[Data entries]
◆ ◆ ◆ ◆ ◆

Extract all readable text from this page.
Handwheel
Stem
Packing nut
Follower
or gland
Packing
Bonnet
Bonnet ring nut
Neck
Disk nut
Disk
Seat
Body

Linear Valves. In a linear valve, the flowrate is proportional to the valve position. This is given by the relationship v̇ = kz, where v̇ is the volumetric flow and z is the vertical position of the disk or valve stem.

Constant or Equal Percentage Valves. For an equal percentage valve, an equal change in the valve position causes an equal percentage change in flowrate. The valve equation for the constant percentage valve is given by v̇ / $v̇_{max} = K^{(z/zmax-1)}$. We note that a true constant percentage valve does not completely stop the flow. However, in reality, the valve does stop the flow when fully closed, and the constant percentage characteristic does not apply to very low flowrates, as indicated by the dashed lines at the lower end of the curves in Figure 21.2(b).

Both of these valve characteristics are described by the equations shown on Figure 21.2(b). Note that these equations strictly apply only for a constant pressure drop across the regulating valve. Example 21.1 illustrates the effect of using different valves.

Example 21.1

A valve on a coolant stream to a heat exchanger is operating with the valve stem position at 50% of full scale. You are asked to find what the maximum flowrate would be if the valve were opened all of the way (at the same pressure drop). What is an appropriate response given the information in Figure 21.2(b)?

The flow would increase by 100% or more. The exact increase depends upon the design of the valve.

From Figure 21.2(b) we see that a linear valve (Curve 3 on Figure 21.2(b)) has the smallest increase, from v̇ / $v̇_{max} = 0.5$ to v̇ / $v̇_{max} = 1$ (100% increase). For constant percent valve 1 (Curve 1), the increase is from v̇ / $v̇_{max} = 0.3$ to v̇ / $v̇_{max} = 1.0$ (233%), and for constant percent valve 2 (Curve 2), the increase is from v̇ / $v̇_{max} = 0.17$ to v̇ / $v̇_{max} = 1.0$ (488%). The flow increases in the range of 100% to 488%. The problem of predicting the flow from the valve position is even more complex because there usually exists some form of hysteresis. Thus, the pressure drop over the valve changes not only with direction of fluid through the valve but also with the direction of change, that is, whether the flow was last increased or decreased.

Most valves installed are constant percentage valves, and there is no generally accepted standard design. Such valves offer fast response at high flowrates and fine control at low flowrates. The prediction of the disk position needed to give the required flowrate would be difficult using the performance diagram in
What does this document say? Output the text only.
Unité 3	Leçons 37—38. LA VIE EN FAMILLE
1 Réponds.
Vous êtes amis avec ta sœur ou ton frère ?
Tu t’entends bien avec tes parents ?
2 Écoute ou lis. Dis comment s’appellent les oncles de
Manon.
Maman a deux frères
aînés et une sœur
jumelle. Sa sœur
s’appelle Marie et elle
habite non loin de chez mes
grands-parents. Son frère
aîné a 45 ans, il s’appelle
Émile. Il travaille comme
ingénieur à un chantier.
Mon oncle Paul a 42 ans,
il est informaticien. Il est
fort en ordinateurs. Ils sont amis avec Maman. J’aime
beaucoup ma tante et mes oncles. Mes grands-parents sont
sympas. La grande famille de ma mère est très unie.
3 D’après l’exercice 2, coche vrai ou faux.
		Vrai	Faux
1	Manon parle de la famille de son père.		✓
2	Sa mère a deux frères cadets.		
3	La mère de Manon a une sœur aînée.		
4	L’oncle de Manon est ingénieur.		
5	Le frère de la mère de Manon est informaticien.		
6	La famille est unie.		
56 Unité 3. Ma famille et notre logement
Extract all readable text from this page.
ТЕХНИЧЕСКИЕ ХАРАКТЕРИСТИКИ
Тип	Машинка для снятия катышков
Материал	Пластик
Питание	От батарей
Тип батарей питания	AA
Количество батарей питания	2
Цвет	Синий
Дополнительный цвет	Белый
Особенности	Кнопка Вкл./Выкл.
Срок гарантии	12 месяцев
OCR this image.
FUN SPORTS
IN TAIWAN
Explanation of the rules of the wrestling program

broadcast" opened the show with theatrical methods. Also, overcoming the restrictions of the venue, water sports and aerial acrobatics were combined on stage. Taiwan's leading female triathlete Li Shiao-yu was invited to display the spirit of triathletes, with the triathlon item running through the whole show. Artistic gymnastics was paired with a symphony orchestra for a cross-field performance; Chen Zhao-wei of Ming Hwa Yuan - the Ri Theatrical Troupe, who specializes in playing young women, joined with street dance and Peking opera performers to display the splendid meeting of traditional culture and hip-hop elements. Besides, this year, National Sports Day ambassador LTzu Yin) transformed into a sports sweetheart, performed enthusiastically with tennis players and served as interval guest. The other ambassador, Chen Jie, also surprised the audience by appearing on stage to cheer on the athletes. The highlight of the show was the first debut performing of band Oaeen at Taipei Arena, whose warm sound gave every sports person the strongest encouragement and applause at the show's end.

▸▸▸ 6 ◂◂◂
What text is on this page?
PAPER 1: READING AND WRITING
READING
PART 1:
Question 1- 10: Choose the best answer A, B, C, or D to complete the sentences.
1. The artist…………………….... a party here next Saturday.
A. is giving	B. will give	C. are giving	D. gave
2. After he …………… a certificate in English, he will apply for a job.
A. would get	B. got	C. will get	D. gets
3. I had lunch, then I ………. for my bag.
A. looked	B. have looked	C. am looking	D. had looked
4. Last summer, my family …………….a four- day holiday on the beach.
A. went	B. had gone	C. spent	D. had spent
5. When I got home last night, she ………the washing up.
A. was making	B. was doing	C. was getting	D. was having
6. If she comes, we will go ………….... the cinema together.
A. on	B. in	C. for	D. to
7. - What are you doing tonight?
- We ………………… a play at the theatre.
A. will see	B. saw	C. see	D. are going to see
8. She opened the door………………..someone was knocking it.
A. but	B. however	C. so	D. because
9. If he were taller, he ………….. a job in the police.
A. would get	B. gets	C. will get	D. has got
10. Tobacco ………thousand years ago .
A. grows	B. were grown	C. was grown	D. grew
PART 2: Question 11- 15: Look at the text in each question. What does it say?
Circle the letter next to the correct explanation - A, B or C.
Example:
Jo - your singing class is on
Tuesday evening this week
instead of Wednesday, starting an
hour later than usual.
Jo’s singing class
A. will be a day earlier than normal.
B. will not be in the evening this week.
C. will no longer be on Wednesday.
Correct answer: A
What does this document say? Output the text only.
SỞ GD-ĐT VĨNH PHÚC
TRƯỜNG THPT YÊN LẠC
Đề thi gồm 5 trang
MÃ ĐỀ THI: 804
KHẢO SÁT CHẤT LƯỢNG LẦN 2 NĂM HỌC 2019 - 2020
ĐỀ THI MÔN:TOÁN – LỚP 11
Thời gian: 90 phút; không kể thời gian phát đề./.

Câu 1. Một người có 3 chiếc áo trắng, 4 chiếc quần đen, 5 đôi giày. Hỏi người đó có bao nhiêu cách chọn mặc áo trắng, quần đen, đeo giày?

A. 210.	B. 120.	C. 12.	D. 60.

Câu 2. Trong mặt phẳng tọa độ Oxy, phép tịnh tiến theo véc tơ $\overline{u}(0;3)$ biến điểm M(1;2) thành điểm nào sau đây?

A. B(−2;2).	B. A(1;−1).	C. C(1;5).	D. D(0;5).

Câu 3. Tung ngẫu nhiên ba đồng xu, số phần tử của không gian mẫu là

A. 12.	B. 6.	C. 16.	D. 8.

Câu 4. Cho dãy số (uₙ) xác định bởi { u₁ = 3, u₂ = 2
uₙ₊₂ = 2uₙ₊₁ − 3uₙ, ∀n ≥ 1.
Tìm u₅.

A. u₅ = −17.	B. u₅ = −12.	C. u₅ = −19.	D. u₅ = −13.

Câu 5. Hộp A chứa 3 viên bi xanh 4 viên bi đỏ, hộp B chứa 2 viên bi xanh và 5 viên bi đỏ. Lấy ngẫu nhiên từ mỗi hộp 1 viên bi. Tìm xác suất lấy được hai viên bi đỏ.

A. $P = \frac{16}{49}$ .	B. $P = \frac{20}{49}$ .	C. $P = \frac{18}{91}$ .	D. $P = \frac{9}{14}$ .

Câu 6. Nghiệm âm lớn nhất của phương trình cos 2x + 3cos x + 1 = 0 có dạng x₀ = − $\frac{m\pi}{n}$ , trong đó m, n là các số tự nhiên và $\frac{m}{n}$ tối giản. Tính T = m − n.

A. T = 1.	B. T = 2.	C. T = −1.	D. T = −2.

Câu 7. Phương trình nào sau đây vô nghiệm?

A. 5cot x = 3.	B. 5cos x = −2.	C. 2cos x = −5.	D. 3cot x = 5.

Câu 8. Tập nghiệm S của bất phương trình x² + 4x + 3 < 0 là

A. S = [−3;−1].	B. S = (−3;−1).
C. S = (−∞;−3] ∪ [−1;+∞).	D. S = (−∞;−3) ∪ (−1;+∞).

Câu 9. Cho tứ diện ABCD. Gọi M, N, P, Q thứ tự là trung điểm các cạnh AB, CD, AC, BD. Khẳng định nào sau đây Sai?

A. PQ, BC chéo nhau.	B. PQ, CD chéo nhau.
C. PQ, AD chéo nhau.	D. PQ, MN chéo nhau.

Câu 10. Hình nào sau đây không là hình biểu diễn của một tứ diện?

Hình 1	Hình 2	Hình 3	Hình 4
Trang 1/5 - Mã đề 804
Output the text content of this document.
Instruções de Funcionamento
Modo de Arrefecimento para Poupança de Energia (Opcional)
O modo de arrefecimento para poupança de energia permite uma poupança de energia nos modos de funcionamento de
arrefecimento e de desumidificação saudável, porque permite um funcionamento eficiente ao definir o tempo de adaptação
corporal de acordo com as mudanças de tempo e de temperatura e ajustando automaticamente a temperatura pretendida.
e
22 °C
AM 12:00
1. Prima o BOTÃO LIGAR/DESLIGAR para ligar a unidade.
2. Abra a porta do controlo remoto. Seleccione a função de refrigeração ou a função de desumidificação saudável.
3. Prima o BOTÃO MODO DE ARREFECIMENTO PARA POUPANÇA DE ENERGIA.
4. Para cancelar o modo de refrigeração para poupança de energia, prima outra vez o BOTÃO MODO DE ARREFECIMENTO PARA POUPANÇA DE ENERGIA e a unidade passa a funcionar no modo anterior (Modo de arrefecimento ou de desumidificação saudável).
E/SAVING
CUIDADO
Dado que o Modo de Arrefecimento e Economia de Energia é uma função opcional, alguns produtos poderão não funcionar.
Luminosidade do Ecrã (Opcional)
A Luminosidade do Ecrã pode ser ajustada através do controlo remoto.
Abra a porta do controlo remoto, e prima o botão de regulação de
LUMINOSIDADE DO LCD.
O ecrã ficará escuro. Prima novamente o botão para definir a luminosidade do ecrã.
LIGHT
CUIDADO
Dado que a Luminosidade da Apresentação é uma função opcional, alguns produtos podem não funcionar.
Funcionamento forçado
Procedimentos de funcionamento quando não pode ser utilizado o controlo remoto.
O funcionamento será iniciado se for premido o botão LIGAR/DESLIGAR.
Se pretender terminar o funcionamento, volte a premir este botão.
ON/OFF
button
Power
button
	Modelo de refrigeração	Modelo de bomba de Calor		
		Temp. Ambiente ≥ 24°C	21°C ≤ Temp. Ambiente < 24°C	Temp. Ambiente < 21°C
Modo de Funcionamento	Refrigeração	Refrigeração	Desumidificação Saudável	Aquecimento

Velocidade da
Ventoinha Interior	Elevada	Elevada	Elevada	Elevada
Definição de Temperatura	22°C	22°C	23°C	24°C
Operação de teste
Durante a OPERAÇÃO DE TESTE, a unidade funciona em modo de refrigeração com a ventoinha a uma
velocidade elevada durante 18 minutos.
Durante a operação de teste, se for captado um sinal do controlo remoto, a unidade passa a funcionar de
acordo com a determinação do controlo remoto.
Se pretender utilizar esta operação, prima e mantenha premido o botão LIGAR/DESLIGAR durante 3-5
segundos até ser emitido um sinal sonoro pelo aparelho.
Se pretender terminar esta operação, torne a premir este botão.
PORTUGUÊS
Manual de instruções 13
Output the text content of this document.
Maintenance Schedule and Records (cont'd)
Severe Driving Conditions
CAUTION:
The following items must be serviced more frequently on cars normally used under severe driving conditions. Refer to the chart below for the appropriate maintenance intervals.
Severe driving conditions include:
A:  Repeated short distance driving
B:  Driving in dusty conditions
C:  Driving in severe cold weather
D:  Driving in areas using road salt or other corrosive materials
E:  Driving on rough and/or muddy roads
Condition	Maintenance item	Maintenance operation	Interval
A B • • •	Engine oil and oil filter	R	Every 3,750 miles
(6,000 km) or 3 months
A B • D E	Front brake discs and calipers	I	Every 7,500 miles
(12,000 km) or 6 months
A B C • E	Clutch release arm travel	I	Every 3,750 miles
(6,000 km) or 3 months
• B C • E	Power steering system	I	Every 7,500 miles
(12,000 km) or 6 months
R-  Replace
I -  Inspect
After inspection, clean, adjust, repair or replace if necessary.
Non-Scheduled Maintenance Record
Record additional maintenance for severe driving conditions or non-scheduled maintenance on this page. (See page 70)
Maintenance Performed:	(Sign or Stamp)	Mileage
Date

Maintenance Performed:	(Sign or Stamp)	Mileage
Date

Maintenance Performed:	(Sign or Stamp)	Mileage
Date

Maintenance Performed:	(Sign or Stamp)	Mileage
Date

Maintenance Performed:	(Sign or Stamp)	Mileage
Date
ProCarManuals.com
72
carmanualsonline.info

◆ ◆ ◆ ◆ ◆

Stated goal: Gather each line in the data that holds the string "Unité".

Finished exercise:
Unité 3	Leçons 37—38. LA VIE EN FAMILLE
56 Unité 3. Ma famille et notre logement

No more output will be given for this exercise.